-------- Dataset extract --------
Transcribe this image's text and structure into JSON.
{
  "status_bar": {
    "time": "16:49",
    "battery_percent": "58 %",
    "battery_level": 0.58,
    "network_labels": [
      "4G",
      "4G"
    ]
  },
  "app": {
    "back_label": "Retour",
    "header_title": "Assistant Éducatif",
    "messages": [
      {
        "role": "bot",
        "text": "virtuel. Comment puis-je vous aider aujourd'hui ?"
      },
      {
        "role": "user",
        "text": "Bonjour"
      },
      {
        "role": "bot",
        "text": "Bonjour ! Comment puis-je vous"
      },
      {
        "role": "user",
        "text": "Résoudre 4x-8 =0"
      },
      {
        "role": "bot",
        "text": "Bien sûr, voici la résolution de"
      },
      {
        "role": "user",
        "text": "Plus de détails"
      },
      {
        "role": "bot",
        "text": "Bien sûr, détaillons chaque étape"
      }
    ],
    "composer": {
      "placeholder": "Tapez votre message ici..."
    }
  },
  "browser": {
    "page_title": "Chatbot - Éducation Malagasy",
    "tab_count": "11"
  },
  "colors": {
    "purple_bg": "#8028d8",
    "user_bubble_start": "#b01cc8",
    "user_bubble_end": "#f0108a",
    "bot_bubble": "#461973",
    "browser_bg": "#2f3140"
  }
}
--------
The records above are to be copied in full, exactly as written.

Transcribe this image's text and structure into JSON.
{
  "status_bar": {
    "time": "16:49",
    "battery_percent": "58 %",
    "battery_level": 0.58,
    "network_labels": [
      "4G",
      "4G"
    ]
  },
  "app": {
    "back_label": "Retour",
    "header_title": "Assistant Éducatif",
    "messages": [
      {
        "role": "bot",
        "text": "virtuel. Comment puis-je vous aider aujourd'hui ?"
      },
      {
        "role": "user",
        "text": "Bonjour"
      },
      {
        "role": "bot",
        "text": "Bonjour ! Comment puis-je vous"
      },
      {
        "role": "user",
        "text": "Résoudre 4x-8 =0"
      },
      {
        "role": "bot",
        "text": "Bien sûr, voici la résolution de"
      },
      {
        "role": "user",
        "text": "Plus de détails"
      },
      {
        "role": "bot",
        "text": "Bien sûr, détaillons chaque étape"
      }
    ],
    "composer": {
      "placeholder": "Tapez votre message ici..."
    }
  },
  "browser": {
    "page_title": "Chatbot - Éducation Malagasy",
    "tab_count": "11"
  },
  "colors": {
    "purple_bg": "#8028d8",
    "user_bubble_start": "#b01cc8",
    "user_bubble_end": "#f0108a",
    "bot_bubble": "#461973",
    "browser_bg": "#2f3140"
  }
}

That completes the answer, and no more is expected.